**** INPUT ROWS

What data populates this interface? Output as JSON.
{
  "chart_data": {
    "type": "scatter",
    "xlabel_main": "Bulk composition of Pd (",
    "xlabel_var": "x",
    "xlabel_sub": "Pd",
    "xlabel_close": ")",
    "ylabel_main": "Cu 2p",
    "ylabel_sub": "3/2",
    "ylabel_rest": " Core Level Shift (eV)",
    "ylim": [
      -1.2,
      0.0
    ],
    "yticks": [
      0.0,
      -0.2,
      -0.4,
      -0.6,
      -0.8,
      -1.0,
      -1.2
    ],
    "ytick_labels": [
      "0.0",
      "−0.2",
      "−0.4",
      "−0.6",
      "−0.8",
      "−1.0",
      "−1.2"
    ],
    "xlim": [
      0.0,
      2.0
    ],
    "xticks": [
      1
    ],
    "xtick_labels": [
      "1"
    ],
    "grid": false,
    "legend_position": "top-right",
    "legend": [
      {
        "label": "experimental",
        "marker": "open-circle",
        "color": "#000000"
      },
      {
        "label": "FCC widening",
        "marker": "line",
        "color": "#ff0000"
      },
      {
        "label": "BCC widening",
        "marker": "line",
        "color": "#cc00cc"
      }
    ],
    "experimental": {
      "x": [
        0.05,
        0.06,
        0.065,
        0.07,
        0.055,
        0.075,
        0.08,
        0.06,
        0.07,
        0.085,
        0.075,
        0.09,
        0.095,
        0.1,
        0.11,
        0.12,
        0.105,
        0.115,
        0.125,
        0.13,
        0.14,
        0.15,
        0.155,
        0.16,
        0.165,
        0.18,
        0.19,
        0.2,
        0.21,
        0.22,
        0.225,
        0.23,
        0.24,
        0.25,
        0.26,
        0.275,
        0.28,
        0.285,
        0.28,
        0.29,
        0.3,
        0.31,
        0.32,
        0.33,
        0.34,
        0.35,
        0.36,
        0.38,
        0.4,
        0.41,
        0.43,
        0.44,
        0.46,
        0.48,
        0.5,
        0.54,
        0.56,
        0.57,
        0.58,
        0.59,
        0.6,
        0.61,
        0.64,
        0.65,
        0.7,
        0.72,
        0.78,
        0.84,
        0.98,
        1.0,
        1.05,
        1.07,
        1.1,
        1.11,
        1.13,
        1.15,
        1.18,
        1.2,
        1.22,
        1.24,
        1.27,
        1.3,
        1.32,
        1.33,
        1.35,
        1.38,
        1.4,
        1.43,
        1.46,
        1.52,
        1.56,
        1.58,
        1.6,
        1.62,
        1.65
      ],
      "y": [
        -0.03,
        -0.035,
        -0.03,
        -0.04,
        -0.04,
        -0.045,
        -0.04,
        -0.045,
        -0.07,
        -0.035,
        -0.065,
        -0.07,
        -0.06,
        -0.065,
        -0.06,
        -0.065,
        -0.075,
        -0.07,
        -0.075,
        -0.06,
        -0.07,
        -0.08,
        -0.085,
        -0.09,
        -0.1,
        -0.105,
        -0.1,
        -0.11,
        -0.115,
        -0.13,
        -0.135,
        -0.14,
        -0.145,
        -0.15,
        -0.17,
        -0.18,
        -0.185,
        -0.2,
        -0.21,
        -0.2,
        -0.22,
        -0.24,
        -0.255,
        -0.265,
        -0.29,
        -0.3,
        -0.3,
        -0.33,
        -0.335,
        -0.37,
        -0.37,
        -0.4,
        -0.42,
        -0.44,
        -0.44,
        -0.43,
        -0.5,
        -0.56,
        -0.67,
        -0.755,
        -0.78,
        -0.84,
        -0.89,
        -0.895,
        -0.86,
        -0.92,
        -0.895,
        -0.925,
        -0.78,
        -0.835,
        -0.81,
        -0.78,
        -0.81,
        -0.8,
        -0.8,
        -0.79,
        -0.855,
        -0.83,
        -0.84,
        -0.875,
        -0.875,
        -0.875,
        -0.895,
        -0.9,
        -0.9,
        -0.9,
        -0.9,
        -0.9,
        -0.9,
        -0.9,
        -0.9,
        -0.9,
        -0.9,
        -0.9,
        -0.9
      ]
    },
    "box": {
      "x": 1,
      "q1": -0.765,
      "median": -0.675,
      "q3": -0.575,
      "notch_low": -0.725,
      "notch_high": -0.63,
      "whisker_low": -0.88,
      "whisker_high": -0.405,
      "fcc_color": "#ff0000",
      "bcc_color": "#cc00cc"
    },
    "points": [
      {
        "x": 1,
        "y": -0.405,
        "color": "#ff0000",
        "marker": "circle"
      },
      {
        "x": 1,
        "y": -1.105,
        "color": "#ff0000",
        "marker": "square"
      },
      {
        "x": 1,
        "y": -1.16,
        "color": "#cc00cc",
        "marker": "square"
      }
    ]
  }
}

********

→ **WHAT YOU ARE ASKED TO DO**
Give the records above again, word for word.

→ **WRITTEN RESPONSE**
What data populates this interface? Output as JSON.
{
  "chart_data": {
    "type": "scatter",
    "xlabel_main": "Bulk composition of Pd (",
    "xlabel_var": "x",
    "xlabel_sub": "Pd",
    "xlabel_close": ")",
    "ylabel_main": "Cu 2p",
    "ylabel_sub": "3/2",
    "ylabel_rest": " Core Level Shift (eV)",
    "ylim": [
      -1.2,
      0.0
    ],
    "yticks": [
      0.0,
      -0.2,
      -0.4,
      -0.6,
      -0.8,
      -1.0,
      -1.2
    ],
    "ytick_labels": [
      "0.0",
      "−0.2",
      "−0.4",
      "−0.6",
      "−0.8",
      "−1.0",
      "−1.2"
    ],
    "xlim": [
      0.0,
      2.0
    ],
    "xticks": [
      1
    ],
    "xtick_labels": [
      "1"
    ],
    "grid": false,
    "legend_position": "top-right",
    "legend": [
      {
        "label": "experimental",
        "marker": "open-circle",
        "color": "#000000"
      },
      {
        "label": "FCC widening",
        "marker": "line",
        "color": "#ff0000"
      },
      {
        "label": "BCC widening",
        "marker": "line",
        "color": "#cc00cc"
      }
    ],
    "experimental": {
      "x": [
        0.05,
        0.06,
        0.065,
        0.07,
        0.055,
        0.075,
        0.08,
        0.06,
        0.07,
        0.085,
        0.075,
        0.09,
        0.095,
        0.1,
        0.11,
        0.12,
        0.105,
        0.115,
        0.125,
        0.13,
        0.14,
        0.15,
        0.155,
        0.16,
        0.165,
        0.18,
        0.19,
        0.2,
        0.21,
        0.22,
        0.225,
        0.23,
        0.24,
        0.25,
        0.26,
        0.275,
        0.28,
        0.285,
        0.28,
        0.29,
        0.3,
        0.31,
        0.32,
        0.33,
        0.34,
        0.35,
        0.36,
        0.38,
        0.4,
        0.41,
        0.43,
        0.44,
        0.46,
        0.48,
        0.5,
        0.54,
        0.56,
        0.57,
        0.58,
        0.59,
        0.6,
        0.61,
        0.64,
        0.65,
        0.7,
        0.72,
        0.78,
        0.84,
        0.98,
        1.0,
        1.05,
        1.07,
        1.1,
        1.11,
        1.13,
        1.15,
        1.18,
        1.2,
        1.22,
        1.24,
        1.27,
        1.3,
        1.32,
        1.33,
        1.35,
        1.38,
        1.4,
        1.43,
        1.46,
        1.52,
        1.56,
        1.58,
        1.6,
        1.62,
        1.65
      ],
      "y": [
        -0.03,
        -0.035,
        -0.03,
        -0.04,
        -0.04,
        -0.045,
        -0.04,
        -0.045,
        -0.07,
        -0.035,
        -0.065,
        -0.07,
        -0.06,
        -0.065,
        -0.06,
        -0.065,
        -0.075,
        -0.07,
        -0.075,
        -0.06,
        -0.07,
        -0.08,
        -0.085,
        -0.09,
        -0.1,
        -0.105,
        -0.1,
        -0.11,
        -0.115,
        -0.13,
        -0.135,
        -0.14,
        -0.145,
        -0.15,
        -0.17,
        -0.18,
        -0.185,
        -0.2,
        -0.21,
        -0.2,
        -0.22,
        -0.24,
        -0.255,
        -0.265,
        -0.29,
        -0.3,
        -0.3,
        -0.33,
        -0.335,
        -0.37,
        -0.37,
        -0.4,
        -0.42,
        -0.44,
        -0.44,
        -0.43,
        -0.5,
        -0.56,
        -0.67,
        -0.755,
        -0.78,
        -0.84,
        -0.89,
        -0.895,
        -0.86,
        -0.92,
        -0.895,
        -0.925,
        -0.78,
        -0.835,
        -0.81,
        -0.78,
        -0.81,
        -0.8,
        -0.8,
        -0.79,
        -0.855,
        -0.83,
        -0.84,
        -0.875,
        -0.875,
        -0.875,
        -0.895,
        -0.9,
        -0.9,
        -0.9,
        -0.9,
        -0.9,
        -0.9,
        -0.9,
        -0.9,
        -0.9,
        -0.9,
        -0.9,
        -0.9
      ]
    },
    "box": {
      "x": 1,
      "q1": -0.765,
      "median": -0.675,
      "q3": -0.575,
      "notch_low": -0.725,
      "notch_high": -0.63,
      "whisker_low": -0.88,
      "whisker_high": -0.405,
      "fcc_color": "#ff0000",
      "bcc_color": "#cc00cc"
    },
    "points": [
      {
        "x": 1,
        "y": -0.405,
        "color": "#ff0000",
        "marker": "circle"
      },
      {
        "x": 1,
        "y": -1.105,
        "color": "#ff0000",
        "marker": "square"
      },
      {
        "x": 1,
        "y": -1.16,
        "color": "#cc00cc",
        "marker": "square"
      }
    ]
  }
}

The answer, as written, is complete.